*What the task asks*: Repeat all of the material below exactly as written, images excluded.
— Start of Material for this task —
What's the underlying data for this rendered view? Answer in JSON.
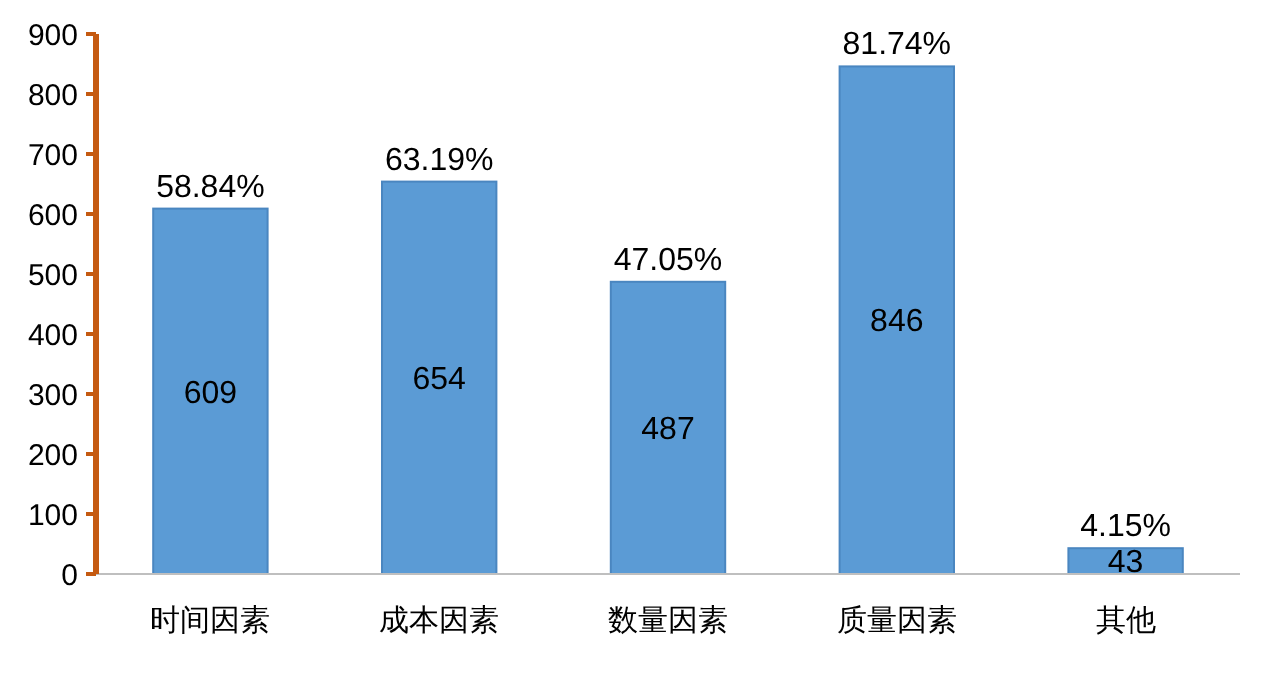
{
  "chart_data": {
    "type": "bar",
    "categories": [
      "时间因素",
      "成本因素",
      "数量因素",
      "质量因素",
      "其他"
    ],
    "values": [
      609,
      654,
      487,
      846,
      43
    ],
    "color": "#5b9bd5",
    "data_labels": true,
    "ylim": [
      0,
      900
    ],
    "yticks": [
      0,
      100,
      200,
      300,
      400,
      500,
      600,
      700,
      800,
      900
    ],
    "grid": false,
    "annotations": [
      {
        "text": "58.84%",
        "x": "时间因素",
        "y": 609
      },
      {
        "text": "63.19%",
        "x": "成本因素",
        "y": 654
      },
      {
        "text": "47.05%",
        "x": "数量因素",
        "y": 487
      },
      {
        "text": "81.74%",
        "x": "质量因素",
        "y": 846
      },
      {
        "text": "4.15%",
        "x": "其他",
        "y": 43
      }
    ]
  }
}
— End of Material for this task —
*Written response*:
What's the underlying data for this rendered view? Answer in JSON.
{
  "chart_data": {
    "type": "bar",
    "categories": [
      "时间因素",
      "成本因素",
      "数量因素",
      "质量因素",
      "其他"
    ],
    "values": [
      609,
      654,
      487,
      846,
      43
    ],
    "color": "#5b9bd5",
    "data_labels": true,
    "ylim": [
      0,
      900
    ],
    "yticks": [
      0,
      100,
      200,
      300,
      400,
      500,
      600,
      700,
      800,
      900
    ],
    "grid": false,
    "annotations": [
      {
        "text": "58.84%",
        "x": "时间因素",
        "y": 609
      },
      {
        "text": "63.19%",
        "x": "成本因素",
        "y": 654
      },
      {
        "text": "47.05%",
        "x": "数量因素",
        "y": 487
      },
      {
        "text": "81.74%",
        "x": "质量因素",
        "y": 846
      },
      {
        "text": "4.15%",
        "x": "其他",
        "y": 43
      }
    ]
  }
}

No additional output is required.